- DATASET ROWS:

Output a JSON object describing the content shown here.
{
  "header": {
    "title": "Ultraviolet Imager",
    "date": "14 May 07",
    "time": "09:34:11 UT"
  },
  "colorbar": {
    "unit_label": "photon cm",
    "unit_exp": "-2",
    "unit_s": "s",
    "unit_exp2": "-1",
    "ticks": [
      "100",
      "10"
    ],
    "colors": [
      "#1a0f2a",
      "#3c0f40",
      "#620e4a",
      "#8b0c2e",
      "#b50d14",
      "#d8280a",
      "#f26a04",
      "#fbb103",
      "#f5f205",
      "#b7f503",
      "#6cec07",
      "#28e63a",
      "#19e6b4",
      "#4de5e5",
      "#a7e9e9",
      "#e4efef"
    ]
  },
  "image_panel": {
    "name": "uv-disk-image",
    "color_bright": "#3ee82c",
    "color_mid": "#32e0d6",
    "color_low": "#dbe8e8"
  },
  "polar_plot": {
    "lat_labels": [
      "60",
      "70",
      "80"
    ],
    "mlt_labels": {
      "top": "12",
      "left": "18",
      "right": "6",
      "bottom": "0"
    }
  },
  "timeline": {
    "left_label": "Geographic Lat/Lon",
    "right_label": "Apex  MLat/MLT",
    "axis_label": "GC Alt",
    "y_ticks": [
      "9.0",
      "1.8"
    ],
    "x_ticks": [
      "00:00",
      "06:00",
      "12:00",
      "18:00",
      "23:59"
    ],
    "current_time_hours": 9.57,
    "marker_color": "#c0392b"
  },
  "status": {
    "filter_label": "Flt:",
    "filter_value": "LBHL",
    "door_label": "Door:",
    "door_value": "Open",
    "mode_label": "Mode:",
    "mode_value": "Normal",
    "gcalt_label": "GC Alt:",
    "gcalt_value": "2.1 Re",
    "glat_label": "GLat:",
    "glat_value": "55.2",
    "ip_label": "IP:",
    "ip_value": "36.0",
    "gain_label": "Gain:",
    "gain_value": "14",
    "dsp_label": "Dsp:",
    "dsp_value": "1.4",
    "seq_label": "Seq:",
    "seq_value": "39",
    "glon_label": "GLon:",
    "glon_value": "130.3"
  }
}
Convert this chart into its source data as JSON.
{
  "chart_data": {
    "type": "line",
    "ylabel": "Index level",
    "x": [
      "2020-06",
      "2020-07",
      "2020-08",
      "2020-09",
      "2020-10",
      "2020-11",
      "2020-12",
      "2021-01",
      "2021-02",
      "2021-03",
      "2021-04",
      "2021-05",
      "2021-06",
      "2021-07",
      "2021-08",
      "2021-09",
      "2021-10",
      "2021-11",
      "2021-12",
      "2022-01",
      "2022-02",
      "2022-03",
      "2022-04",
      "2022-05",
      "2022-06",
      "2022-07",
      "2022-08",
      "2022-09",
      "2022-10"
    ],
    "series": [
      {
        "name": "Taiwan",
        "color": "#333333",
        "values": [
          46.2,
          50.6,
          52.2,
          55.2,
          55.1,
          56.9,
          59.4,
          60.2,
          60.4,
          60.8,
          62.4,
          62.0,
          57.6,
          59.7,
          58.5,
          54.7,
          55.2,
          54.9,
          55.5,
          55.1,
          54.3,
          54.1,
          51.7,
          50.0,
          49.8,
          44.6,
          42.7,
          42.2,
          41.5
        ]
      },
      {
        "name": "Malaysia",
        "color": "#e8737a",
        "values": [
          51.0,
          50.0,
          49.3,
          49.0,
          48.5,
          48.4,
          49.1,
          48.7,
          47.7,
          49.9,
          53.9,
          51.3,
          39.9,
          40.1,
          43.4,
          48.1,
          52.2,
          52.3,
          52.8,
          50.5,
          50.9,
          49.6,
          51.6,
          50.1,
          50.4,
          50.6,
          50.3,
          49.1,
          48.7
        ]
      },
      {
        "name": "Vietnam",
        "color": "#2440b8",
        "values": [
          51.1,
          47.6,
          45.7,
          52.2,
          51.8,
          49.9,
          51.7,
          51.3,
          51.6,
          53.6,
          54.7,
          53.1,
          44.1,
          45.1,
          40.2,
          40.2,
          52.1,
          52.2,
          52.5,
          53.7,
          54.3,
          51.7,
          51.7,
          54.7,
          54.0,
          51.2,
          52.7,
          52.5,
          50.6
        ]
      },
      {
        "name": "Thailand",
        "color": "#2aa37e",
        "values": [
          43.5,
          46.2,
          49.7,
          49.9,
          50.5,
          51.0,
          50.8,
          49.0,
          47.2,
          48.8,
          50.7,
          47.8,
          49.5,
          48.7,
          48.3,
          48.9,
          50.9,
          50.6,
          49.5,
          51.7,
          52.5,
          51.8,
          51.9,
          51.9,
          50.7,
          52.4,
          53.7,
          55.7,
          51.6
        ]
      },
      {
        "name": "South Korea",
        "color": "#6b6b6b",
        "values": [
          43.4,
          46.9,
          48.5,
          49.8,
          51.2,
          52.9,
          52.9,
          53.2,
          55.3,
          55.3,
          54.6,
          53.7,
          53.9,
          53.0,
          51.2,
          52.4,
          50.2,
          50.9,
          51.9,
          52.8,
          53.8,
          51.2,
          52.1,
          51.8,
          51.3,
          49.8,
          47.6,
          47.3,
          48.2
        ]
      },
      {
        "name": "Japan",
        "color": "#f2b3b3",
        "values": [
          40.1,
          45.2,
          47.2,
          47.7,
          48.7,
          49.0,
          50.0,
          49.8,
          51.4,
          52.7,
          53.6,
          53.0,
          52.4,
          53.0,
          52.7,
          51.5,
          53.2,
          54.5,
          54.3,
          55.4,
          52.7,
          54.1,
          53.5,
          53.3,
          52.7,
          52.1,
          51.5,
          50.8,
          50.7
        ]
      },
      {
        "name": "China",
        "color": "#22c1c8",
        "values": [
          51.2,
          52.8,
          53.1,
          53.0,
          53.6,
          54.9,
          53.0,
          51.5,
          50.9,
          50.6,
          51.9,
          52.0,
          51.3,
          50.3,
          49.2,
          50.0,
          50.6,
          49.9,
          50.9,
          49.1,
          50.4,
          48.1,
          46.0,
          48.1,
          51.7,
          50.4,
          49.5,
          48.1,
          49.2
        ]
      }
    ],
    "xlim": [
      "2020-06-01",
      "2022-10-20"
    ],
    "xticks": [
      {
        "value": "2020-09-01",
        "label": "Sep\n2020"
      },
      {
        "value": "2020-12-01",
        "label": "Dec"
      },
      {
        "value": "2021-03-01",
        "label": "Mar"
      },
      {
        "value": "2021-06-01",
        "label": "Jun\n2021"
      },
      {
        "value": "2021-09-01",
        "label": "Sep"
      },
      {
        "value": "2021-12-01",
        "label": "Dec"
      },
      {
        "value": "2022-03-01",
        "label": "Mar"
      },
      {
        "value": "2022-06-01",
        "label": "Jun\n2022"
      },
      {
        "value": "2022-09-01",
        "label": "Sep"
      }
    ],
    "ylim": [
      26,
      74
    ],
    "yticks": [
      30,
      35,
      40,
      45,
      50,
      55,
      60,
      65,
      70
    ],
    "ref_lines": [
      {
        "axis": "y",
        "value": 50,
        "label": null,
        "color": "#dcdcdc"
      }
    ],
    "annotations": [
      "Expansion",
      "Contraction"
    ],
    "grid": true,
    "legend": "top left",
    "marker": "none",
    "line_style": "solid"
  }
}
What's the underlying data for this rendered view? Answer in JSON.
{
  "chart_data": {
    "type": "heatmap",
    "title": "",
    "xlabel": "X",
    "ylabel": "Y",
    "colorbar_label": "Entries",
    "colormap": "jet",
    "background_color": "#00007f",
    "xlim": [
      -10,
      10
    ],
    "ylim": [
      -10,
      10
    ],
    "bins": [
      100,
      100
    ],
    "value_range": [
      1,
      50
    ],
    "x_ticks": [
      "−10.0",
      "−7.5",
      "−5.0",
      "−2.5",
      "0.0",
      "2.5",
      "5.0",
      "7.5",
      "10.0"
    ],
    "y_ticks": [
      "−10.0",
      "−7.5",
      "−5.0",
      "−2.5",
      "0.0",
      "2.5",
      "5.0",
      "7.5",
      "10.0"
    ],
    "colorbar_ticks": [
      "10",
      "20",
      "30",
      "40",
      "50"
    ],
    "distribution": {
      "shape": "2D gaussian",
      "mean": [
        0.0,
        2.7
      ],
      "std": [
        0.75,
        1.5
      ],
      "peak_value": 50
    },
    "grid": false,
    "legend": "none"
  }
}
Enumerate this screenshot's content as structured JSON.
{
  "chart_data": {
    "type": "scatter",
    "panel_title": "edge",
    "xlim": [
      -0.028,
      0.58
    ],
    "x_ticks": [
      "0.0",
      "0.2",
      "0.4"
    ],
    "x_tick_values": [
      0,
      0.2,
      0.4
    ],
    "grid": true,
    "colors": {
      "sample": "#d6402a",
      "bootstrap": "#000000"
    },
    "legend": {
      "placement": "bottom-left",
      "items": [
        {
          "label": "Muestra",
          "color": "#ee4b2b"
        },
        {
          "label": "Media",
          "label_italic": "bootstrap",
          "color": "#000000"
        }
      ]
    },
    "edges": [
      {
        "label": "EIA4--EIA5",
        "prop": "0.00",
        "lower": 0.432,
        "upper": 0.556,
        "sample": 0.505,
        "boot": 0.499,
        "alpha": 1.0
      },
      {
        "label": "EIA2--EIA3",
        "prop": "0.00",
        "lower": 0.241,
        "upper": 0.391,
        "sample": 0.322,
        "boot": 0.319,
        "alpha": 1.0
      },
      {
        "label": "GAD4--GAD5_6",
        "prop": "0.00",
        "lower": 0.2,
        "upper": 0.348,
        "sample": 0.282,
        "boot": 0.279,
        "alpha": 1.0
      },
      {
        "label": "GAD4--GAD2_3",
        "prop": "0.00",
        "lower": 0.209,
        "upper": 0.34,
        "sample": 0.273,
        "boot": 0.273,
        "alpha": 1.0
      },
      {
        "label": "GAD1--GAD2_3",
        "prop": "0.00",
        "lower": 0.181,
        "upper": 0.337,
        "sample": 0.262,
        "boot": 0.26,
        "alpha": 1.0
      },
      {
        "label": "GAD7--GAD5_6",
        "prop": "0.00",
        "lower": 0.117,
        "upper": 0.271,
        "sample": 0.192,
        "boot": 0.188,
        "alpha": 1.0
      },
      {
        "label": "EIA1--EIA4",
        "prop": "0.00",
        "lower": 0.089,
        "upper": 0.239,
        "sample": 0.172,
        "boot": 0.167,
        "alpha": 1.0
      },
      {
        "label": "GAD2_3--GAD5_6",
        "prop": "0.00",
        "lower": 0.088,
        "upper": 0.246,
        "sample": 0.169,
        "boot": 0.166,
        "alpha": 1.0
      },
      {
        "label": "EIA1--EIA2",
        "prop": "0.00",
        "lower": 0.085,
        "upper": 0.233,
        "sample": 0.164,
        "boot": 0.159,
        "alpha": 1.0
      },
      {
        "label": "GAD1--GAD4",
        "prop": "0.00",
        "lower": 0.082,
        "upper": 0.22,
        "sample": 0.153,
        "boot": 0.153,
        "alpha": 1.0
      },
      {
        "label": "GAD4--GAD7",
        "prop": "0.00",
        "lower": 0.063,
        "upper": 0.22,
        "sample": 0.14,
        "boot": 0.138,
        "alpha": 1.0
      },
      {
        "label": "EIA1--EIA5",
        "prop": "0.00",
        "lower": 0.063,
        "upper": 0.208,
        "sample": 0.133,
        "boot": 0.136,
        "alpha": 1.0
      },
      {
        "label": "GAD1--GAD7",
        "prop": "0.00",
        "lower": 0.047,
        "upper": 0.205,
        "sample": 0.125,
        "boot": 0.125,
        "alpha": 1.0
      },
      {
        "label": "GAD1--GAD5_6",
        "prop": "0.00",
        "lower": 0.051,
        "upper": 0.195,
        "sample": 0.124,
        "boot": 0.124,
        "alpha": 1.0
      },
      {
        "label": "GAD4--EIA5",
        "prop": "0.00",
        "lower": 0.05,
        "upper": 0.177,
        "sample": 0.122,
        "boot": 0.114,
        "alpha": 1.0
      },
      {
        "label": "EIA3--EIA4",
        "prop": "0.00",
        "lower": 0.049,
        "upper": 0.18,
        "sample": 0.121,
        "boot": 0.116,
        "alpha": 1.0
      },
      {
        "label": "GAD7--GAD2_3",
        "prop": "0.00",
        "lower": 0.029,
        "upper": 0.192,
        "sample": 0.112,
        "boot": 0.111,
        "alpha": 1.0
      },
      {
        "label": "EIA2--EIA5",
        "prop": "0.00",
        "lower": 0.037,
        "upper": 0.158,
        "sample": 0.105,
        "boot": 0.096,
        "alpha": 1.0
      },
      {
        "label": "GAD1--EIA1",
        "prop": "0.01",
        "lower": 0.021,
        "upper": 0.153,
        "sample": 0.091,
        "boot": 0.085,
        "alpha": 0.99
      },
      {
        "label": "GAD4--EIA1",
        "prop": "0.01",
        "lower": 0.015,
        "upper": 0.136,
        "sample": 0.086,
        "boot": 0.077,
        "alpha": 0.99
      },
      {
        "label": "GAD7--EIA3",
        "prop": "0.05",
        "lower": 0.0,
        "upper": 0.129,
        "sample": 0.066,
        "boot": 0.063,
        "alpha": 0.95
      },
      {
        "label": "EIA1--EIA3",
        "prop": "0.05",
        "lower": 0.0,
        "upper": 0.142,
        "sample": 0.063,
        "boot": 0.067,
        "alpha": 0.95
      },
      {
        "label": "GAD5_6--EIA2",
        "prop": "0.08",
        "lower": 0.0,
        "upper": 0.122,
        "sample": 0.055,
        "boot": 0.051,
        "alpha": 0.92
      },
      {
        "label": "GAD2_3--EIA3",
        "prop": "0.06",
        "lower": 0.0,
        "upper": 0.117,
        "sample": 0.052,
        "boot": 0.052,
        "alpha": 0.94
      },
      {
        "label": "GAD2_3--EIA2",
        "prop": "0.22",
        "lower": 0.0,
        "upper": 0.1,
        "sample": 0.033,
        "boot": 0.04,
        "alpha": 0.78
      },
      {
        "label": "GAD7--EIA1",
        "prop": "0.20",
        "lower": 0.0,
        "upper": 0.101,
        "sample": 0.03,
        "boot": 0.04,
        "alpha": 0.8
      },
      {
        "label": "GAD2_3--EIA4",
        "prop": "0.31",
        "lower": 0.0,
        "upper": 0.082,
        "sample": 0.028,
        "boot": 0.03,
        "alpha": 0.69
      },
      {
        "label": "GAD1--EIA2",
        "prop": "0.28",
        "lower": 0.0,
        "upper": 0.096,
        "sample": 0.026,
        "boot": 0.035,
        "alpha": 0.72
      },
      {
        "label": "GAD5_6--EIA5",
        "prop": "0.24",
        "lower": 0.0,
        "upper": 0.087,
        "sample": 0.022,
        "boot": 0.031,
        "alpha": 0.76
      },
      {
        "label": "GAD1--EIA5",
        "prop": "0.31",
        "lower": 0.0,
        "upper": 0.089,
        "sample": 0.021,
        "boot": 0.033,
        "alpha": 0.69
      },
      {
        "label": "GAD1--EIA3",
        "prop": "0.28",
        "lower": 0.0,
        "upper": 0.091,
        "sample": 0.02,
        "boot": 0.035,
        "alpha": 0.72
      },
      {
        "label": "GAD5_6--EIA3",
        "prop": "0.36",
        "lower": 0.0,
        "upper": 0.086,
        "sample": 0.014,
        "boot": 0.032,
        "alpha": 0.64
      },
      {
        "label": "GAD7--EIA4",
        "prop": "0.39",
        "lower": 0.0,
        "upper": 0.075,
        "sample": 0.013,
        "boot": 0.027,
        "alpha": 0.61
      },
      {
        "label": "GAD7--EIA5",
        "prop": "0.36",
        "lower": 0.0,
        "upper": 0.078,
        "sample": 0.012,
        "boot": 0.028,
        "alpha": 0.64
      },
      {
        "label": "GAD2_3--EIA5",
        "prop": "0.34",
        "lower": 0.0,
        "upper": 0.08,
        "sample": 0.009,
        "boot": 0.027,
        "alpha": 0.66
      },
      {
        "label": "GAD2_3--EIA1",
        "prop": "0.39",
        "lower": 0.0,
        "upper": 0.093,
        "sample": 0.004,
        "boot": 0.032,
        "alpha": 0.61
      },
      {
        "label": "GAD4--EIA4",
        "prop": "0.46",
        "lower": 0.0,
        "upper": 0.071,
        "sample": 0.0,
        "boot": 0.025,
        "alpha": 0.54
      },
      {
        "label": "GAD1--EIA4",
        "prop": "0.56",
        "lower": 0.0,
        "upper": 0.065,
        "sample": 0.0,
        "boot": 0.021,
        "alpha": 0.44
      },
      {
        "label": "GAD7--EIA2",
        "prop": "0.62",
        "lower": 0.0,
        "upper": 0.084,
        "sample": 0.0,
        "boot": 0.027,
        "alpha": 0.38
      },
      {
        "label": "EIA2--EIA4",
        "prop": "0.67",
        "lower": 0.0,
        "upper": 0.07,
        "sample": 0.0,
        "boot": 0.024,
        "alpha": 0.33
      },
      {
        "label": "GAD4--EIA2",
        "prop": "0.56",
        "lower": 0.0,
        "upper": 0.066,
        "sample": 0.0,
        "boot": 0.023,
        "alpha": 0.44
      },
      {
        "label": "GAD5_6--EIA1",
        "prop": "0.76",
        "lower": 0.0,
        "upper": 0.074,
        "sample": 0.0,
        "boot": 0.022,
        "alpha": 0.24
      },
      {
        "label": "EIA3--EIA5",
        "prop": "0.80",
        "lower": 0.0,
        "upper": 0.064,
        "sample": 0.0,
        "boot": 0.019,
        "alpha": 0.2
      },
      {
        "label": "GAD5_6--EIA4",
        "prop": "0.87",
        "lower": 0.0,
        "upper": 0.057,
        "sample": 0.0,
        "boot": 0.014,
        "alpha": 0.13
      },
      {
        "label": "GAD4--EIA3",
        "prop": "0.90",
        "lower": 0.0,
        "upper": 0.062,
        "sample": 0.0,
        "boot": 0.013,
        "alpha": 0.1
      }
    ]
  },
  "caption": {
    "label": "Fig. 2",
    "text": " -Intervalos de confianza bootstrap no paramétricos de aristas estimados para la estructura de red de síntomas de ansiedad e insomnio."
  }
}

- GOAL OF THE EXERCISE:
Copy out every line of the material above that mentions the word "content".

- EXERCISE OUTPUT:
Output a JSON object describing the content shown here.
Enumerate this screenshot's content as structured JSON.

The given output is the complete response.